— begin —

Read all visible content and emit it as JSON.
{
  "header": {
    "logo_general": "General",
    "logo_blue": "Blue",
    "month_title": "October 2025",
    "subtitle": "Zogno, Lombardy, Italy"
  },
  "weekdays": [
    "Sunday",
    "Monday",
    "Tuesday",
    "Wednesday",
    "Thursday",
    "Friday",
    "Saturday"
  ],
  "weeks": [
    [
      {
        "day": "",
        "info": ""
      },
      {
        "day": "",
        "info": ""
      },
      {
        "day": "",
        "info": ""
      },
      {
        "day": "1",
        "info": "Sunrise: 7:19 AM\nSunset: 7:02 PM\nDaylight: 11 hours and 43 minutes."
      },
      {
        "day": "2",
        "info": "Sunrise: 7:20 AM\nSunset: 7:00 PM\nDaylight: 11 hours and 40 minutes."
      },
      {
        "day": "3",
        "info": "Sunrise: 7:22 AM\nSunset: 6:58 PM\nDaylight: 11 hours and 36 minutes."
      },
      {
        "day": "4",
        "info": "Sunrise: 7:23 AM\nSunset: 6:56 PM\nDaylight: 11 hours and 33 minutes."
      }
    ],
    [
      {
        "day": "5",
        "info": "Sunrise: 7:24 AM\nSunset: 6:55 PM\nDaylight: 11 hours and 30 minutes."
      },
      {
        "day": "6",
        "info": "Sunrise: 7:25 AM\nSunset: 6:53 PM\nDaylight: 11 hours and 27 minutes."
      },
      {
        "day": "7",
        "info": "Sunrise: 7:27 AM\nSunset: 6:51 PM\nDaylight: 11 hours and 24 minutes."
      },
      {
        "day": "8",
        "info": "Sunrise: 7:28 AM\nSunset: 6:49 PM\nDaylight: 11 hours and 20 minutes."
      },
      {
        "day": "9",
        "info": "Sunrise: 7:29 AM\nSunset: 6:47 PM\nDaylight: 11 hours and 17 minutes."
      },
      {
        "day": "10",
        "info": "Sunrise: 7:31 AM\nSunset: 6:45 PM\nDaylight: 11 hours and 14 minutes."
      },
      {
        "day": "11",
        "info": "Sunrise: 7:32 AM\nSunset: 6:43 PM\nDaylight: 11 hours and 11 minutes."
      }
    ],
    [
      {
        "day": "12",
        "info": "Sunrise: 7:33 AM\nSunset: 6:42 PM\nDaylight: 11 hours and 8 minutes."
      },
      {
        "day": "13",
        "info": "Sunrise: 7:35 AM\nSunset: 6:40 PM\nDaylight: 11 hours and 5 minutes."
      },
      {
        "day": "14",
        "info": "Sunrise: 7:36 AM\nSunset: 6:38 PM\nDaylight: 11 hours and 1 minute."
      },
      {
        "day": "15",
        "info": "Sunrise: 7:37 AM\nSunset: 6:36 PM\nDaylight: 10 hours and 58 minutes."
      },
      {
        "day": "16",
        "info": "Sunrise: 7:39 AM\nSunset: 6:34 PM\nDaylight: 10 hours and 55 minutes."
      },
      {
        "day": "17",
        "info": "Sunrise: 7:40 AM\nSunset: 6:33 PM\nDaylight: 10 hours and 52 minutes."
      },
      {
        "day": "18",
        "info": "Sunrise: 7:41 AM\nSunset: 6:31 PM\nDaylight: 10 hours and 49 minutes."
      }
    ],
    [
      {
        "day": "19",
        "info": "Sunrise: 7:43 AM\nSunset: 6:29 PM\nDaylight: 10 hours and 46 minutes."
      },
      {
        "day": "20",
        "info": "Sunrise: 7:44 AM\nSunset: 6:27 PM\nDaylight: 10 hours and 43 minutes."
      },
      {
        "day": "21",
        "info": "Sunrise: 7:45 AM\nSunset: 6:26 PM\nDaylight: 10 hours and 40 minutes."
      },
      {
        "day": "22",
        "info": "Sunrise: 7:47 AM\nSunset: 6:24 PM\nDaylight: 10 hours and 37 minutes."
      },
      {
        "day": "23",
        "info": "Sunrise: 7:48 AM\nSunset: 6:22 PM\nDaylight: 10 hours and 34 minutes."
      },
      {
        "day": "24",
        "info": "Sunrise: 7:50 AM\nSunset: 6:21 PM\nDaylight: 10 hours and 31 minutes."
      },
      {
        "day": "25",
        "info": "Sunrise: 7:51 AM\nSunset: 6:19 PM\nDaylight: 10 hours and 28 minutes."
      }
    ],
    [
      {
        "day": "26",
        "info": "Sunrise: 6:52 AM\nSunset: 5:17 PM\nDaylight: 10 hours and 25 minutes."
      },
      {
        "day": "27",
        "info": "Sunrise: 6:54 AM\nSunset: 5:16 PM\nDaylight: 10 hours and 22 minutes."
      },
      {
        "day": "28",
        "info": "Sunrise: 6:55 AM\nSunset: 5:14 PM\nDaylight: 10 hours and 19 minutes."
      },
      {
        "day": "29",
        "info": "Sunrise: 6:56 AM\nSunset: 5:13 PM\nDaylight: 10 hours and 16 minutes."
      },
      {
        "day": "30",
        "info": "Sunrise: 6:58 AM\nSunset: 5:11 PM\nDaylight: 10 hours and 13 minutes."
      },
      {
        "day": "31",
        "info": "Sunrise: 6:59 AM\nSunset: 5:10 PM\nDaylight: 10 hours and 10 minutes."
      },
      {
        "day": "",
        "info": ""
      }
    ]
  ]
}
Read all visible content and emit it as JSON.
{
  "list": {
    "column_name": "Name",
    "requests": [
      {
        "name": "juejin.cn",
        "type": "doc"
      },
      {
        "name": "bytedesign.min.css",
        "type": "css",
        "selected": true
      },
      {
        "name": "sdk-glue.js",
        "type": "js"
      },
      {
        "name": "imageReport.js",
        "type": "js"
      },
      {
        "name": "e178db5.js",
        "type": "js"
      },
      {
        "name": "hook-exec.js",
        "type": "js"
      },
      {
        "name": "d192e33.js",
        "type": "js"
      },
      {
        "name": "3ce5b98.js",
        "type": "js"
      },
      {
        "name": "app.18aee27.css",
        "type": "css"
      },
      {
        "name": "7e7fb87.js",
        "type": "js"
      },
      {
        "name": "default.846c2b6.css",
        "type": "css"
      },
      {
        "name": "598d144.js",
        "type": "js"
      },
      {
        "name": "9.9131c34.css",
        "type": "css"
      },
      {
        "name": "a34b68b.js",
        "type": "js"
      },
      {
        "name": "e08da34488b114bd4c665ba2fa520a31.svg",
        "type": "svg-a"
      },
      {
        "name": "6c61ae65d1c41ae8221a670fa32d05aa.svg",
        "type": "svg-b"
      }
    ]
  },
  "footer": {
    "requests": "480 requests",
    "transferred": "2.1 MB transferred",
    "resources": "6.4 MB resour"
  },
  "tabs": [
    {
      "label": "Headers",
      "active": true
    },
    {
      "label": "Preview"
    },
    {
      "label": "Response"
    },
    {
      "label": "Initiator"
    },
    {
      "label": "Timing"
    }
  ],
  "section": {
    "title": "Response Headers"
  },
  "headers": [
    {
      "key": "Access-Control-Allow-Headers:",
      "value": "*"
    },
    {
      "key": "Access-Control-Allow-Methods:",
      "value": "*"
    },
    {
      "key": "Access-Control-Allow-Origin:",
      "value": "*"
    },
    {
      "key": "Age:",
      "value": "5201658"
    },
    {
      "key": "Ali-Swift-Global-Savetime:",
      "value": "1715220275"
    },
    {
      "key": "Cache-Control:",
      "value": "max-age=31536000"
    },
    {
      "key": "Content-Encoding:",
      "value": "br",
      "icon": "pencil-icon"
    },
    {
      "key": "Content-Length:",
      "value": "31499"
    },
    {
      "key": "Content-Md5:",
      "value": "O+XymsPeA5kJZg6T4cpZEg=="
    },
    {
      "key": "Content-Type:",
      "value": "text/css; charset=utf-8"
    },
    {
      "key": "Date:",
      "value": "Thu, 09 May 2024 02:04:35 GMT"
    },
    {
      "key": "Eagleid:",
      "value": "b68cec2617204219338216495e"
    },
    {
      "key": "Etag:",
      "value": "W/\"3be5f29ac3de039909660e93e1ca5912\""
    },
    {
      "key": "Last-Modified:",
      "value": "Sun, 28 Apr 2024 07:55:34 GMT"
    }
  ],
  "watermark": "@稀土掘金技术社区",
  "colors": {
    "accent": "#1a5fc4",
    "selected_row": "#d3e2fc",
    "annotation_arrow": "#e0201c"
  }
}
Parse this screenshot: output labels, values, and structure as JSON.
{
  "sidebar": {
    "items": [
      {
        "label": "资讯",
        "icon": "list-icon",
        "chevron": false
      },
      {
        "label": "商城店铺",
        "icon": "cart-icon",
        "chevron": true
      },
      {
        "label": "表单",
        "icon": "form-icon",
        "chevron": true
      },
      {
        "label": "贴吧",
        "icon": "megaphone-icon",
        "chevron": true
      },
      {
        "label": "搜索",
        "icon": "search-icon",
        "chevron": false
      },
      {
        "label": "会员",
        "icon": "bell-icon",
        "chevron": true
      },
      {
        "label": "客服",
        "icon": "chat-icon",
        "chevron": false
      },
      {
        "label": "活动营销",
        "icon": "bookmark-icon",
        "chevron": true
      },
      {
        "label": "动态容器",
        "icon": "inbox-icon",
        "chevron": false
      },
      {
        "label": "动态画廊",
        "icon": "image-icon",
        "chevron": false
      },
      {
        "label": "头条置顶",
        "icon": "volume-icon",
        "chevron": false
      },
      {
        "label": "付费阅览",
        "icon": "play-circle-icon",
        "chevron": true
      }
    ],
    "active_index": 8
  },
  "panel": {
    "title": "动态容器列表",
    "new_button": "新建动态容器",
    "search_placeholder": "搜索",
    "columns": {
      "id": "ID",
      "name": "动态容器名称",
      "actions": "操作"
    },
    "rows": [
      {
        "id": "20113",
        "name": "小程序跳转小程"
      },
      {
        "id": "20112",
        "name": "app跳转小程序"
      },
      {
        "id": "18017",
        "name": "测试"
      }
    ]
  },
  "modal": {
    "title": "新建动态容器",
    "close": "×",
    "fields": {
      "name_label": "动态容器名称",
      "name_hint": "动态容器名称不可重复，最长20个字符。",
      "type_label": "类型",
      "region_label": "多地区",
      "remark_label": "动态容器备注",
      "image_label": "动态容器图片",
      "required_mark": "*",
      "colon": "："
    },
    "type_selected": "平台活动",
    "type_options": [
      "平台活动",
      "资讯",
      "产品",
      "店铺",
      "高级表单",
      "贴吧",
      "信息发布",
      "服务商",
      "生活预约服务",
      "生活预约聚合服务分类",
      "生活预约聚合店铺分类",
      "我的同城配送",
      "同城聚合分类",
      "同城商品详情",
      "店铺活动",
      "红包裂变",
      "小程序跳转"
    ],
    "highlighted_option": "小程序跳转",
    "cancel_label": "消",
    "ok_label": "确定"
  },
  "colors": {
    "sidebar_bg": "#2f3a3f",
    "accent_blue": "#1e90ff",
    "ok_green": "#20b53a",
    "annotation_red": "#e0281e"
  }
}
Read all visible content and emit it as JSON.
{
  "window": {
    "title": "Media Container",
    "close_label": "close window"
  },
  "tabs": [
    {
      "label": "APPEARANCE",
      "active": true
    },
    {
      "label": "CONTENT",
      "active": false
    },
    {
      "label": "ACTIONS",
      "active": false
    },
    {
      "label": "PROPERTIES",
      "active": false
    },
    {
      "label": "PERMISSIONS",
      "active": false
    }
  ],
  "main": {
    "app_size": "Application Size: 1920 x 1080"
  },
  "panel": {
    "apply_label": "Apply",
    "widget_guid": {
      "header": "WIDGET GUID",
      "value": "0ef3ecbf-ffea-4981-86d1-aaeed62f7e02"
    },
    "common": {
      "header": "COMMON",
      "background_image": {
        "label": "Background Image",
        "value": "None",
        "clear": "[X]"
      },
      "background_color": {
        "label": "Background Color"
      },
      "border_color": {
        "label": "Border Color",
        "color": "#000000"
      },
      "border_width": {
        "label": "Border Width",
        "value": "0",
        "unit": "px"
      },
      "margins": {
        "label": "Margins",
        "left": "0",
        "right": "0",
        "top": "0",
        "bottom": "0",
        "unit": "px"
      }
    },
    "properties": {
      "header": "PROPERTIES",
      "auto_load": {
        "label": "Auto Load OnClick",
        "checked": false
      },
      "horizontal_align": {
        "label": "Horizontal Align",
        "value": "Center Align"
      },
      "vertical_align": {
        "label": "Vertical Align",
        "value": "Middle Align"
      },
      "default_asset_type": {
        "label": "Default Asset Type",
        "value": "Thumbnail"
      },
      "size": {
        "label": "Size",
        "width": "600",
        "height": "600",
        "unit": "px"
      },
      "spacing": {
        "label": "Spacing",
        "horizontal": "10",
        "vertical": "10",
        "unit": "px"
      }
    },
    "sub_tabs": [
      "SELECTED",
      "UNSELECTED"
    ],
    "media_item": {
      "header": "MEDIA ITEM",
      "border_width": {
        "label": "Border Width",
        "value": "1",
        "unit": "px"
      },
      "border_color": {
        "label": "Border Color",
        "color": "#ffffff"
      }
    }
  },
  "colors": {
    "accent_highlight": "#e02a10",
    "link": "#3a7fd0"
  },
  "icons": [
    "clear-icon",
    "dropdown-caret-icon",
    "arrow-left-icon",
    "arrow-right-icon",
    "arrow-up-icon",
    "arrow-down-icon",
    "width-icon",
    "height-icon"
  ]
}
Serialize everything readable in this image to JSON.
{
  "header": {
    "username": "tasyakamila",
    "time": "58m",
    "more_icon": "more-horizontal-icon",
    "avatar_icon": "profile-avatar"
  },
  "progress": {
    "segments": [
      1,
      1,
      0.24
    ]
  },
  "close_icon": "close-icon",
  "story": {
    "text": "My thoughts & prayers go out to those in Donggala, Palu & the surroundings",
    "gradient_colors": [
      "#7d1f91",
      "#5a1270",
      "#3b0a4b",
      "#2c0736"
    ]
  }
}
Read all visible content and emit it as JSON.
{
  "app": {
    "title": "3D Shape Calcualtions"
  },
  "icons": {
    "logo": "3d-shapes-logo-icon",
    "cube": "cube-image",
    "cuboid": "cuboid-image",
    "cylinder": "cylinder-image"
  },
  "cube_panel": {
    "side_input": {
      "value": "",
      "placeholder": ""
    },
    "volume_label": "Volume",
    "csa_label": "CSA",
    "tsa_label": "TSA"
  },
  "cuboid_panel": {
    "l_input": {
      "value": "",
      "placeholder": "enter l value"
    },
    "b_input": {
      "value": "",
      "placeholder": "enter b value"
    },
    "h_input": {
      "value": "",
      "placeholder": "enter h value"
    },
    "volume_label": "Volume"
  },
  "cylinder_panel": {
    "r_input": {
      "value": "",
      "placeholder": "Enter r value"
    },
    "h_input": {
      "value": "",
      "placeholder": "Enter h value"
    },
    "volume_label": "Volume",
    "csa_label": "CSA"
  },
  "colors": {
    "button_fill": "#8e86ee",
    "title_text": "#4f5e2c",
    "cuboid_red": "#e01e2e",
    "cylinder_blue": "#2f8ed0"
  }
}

— end —

YOUR GOAL: Where a line contains "this", copy that line.

EXERCISE OUTPUT:
Parse this screenshot: output labels, values, and structure as JSON.
Serialize everything readable in this image to JSON.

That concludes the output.